- _PROBLEM TO SOLVE_
Please copy out word for word the part of the records that opens with the line containing "For every button, label, input, icon, or" and closes with the line containing "column-header-name[interactable]: 名称 <box>16", and leave the pictures out of your answer.

- _DATA_
++++++++++++++++++++

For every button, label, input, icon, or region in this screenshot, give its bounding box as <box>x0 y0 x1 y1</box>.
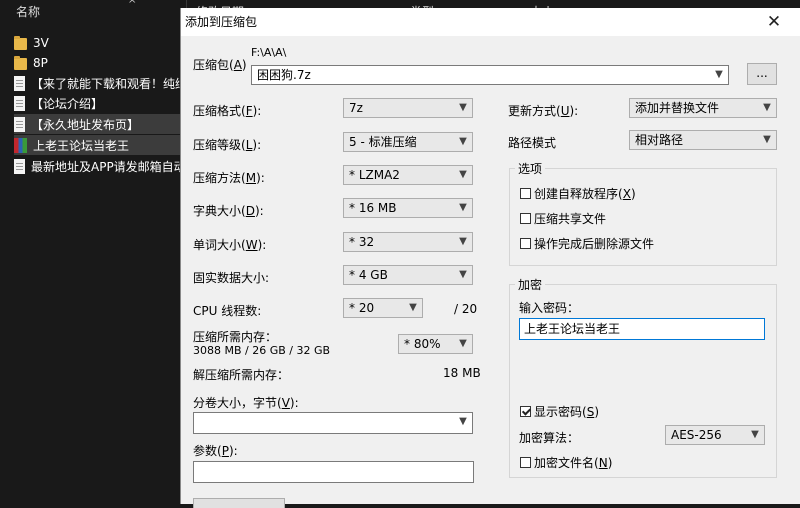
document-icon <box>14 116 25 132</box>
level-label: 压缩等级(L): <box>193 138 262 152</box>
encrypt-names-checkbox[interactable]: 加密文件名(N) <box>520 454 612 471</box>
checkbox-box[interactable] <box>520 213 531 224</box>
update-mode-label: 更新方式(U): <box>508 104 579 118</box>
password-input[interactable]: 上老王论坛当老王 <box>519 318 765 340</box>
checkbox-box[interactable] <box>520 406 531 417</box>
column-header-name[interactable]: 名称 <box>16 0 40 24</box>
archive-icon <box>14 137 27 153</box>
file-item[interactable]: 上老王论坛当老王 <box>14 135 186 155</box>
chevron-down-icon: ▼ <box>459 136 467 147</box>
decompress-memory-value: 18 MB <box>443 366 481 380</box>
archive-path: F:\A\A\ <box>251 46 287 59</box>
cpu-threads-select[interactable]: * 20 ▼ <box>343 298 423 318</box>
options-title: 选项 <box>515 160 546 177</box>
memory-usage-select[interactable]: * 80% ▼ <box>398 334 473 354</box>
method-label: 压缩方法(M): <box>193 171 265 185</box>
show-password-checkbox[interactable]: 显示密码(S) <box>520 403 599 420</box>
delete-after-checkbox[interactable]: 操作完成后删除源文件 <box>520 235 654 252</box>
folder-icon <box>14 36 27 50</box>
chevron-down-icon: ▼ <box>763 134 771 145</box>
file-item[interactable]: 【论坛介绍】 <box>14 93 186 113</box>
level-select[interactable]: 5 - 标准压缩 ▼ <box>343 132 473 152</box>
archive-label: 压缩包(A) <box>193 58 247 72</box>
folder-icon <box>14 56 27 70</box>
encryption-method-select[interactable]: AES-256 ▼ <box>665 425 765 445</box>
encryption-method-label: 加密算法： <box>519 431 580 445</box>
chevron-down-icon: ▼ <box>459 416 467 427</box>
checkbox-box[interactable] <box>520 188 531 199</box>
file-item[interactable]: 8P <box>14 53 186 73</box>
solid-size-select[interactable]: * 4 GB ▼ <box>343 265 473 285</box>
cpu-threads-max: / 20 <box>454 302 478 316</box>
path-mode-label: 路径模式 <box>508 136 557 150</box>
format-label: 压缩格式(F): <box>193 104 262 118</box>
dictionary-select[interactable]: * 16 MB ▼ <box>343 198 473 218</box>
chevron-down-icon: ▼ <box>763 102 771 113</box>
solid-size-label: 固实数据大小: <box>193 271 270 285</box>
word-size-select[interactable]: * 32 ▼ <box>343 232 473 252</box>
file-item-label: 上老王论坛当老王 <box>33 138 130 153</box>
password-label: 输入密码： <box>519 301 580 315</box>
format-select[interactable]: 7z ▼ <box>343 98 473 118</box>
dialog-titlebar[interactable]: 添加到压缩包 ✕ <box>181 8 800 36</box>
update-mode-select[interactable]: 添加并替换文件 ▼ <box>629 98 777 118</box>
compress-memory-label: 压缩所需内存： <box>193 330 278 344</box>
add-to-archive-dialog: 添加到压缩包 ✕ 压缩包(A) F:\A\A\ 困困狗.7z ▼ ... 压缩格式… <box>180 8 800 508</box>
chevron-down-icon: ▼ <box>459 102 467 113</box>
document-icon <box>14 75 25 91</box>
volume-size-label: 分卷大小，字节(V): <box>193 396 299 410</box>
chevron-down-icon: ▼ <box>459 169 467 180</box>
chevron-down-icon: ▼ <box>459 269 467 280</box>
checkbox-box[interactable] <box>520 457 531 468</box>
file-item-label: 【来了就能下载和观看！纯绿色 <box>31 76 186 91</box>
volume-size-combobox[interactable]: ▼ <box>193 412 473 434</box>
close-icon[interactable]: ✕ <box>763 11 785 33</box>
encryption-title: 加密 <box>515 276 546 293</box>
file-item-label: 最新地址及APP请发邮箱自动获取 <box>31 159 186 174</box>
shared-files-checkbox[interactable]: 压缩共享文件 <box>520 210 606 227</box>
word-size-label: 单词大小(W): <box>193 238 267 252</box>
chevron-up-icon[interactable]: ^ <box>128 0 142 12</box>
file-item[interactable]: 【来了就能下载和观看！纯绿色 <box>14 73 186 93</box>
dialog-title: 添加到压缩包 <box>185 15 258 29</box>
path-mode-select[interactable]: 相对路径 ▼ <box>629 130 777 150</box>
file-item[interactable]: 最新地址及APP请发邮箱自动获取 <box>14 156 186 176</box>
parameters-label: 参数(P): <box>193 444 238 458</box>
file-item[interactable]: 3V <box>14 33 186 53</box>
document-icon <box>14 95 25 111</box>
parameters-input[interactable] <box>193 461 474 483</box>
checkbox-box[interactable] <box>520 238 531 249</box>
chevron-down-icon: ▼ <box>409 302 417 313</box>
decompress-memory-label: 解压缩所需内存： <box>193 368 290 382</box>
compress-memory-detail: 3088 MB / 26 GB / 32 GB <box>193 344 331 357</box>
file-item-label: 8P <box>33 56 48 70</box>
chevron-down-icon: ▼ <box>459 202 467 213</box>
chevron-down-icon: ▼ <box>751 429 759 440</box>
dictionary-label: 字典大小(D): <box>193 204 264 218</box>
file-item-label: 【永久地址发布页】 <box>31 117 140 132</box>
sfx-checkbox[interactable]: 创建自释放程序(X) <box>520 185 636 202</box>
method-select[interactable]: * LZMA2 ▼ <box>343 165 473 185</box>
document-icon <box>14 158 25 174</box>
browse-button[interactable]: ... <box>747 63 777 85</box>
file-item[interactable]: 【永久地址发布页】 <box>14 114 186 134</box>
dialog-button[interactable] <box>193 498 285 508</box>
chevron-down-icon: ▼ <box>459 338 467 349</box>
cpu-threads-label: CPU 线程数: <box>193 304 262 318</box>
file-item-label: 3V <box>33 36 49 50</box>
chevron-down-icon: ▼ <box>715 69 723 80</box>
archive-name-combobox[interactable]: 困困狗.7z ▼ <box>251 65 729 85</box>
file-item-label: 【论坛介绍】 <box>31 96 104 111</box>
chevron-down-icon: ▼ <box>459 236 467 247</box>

++++++++++++++++++++

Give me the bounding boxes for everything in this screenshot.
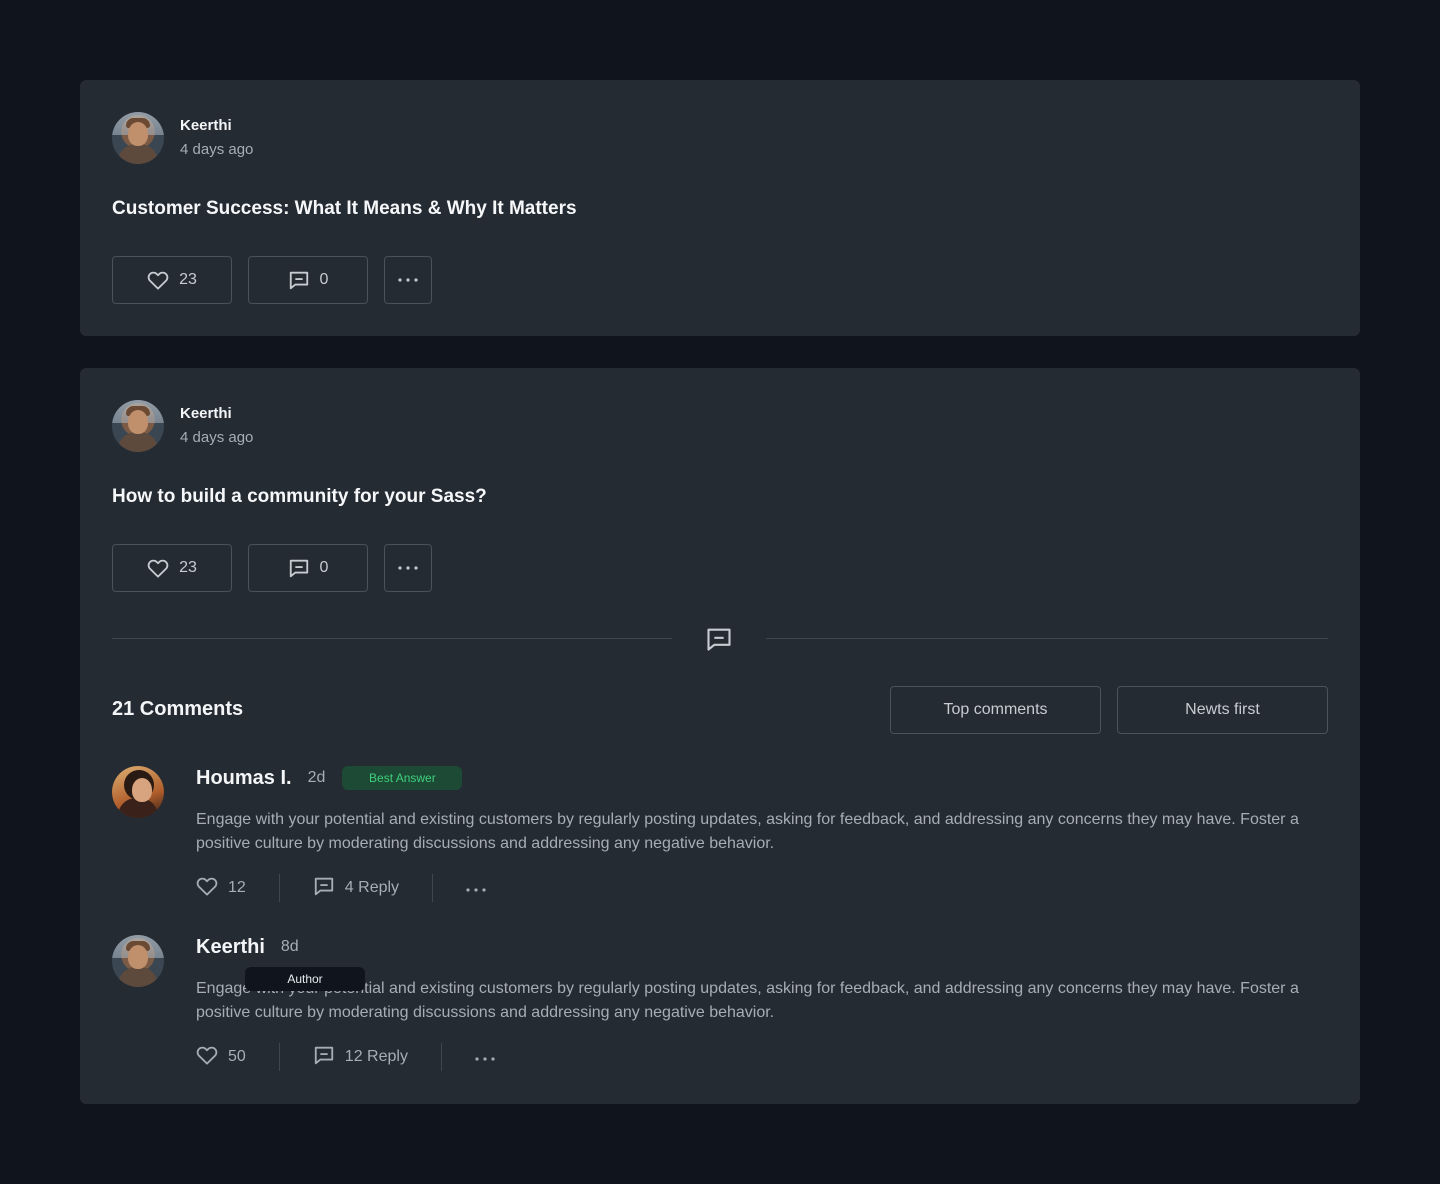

++++++++++++++++++++

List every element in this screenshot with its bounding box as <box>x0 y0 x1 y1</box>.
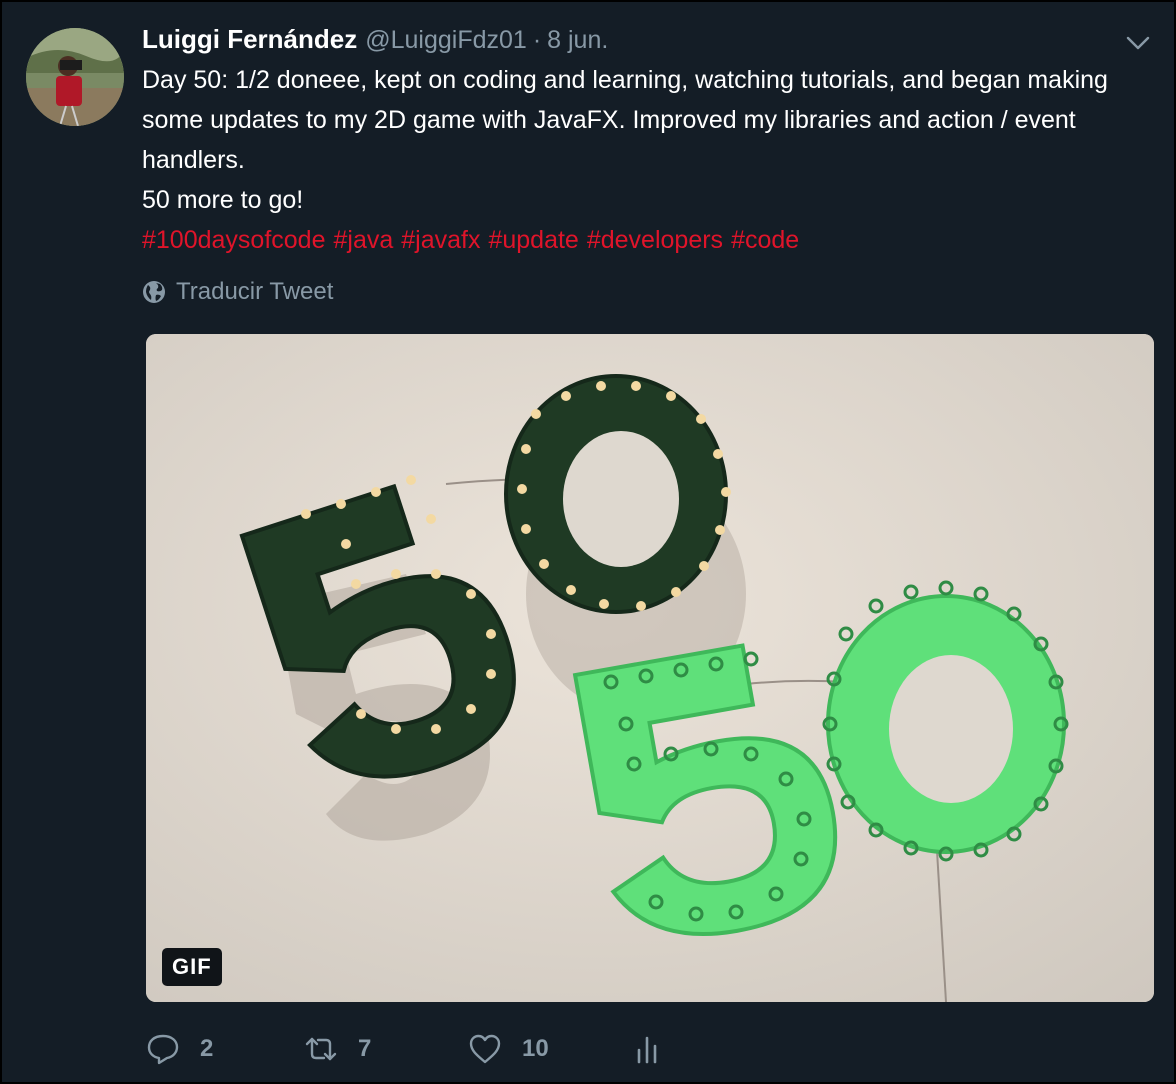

++++++++++++++++++++

- _RESULT FOR THIS TASK_
For every button, label, input, icon, or region in this screenshot, give its bounding box as <box>x0 y0 x1 y1</box>.
document-icon <box>14 116 25 132</box>
level-label: 压缩等级(L): <box>193 138 262 152</box>
encrypt-names-checkbox[interactable]: 加密文件名(N) <box>520 454 612 471</box>
checkbox-box[interactable] <box>520 213 531 224</box>
update-mode-label: 更新方式(U): <box>508 104 579 118</box>
password-input[interactable]: 上老王论坛当老王 <box>519 318 765 340</box>
checkbox-box[interactable] <box>520 406 531 417</box>
column-header-name[interactable]: 名称 <box>16 0 40 24</box>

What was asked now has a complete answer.